=== Instruction ===
Track down every line below that holds "платформы" and copy it.

··· Input

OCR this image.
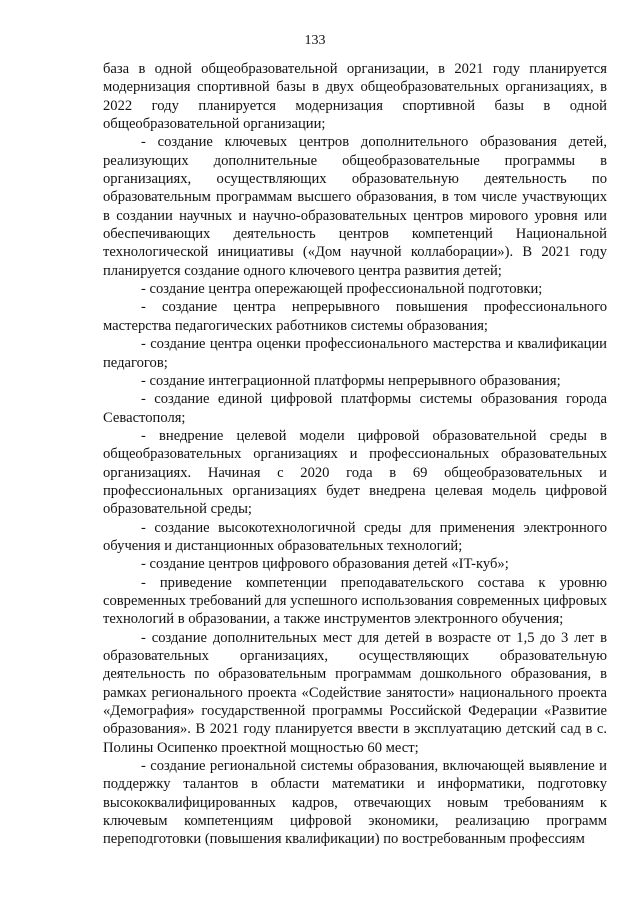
133

база в одной общеобразовательной организации, в 2021 году планируется модернизация спортивной базы в двух общеобразовательных организациях, в 2022 году планируется модернизация спортивной базы в одной общеобразовательной организации;

- создание ключевых центров дополнительного образования детей, реализующих дополнительные общеобразовательные программы в организациях, осуществляющих образовательную деятельность по образовательным программам высшего образования, в том числе участвующих в создании научных и научно-образовательных центров мирового уровня или обеспечивающих деятельность центров компетенций Национальной технологической инициативы («Дом научной коллаборации»). В 2021 году планируется создание одного ключевого центра развития детей;

- создание центра опережающей профессиональной подготовки;

- создание центра непрерывного повышения профессионального мастерства педагогических работников системы образования;

- создание центра оценки профессионального мастерства и квалификации педагогов;

- создание интеграционной платформы непрерывного образования;

- создание единой цифровой платформы системы образования города Севастополя;

- внедрение целевой модели цифровой образовательной среды в общеобразовательных организациях и профессиональных образовательных организациях. Начиная с 2020 года в 69 общеобразовательных и профессиональных организациях будет внедрена целевая модель цифровой образовательной среды;

- создание высокотехнологичной среды для применения электронного обучения и дистанционных образовательных технологий;

- создание центров цифрового образования детей «IT-куб»;

- приведение компетенции преподавательского состава к уровню современных требований для успешного использования современных цифровых технологий в образовании, а также инструментов электронного обучения;

- создание дополнительных мест для детей в возрасте от 1,5 до 3 лет в образовательных организациях, осуществляющих образовательную деятельность по образовательным программам дошкольного образования, в рамках регионального проекта «Содействие занятости» национального проекта «Демография» государственной программы Российской Федерации «Развитие образования». В 2021 году планируется ввести в эксплуатацию детский сад в с. Полины Осипенко проектной мощностью 60 мест;

- создание региональной системы образования, включающей выявление и поддержку талантов в области математики и информатики, подготовку высококвалифицированных кадров, отвечающих новым требованиям к ключевым компетенциям цифровой экономики, реализацию программ переподготовки (повышения квалификации) по востребованным профессиям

······

=== Exercise solution ===
- создание интеграционной платформы непрерывного образования;
- создание единой цифровой платформы системы образования города Севастополя;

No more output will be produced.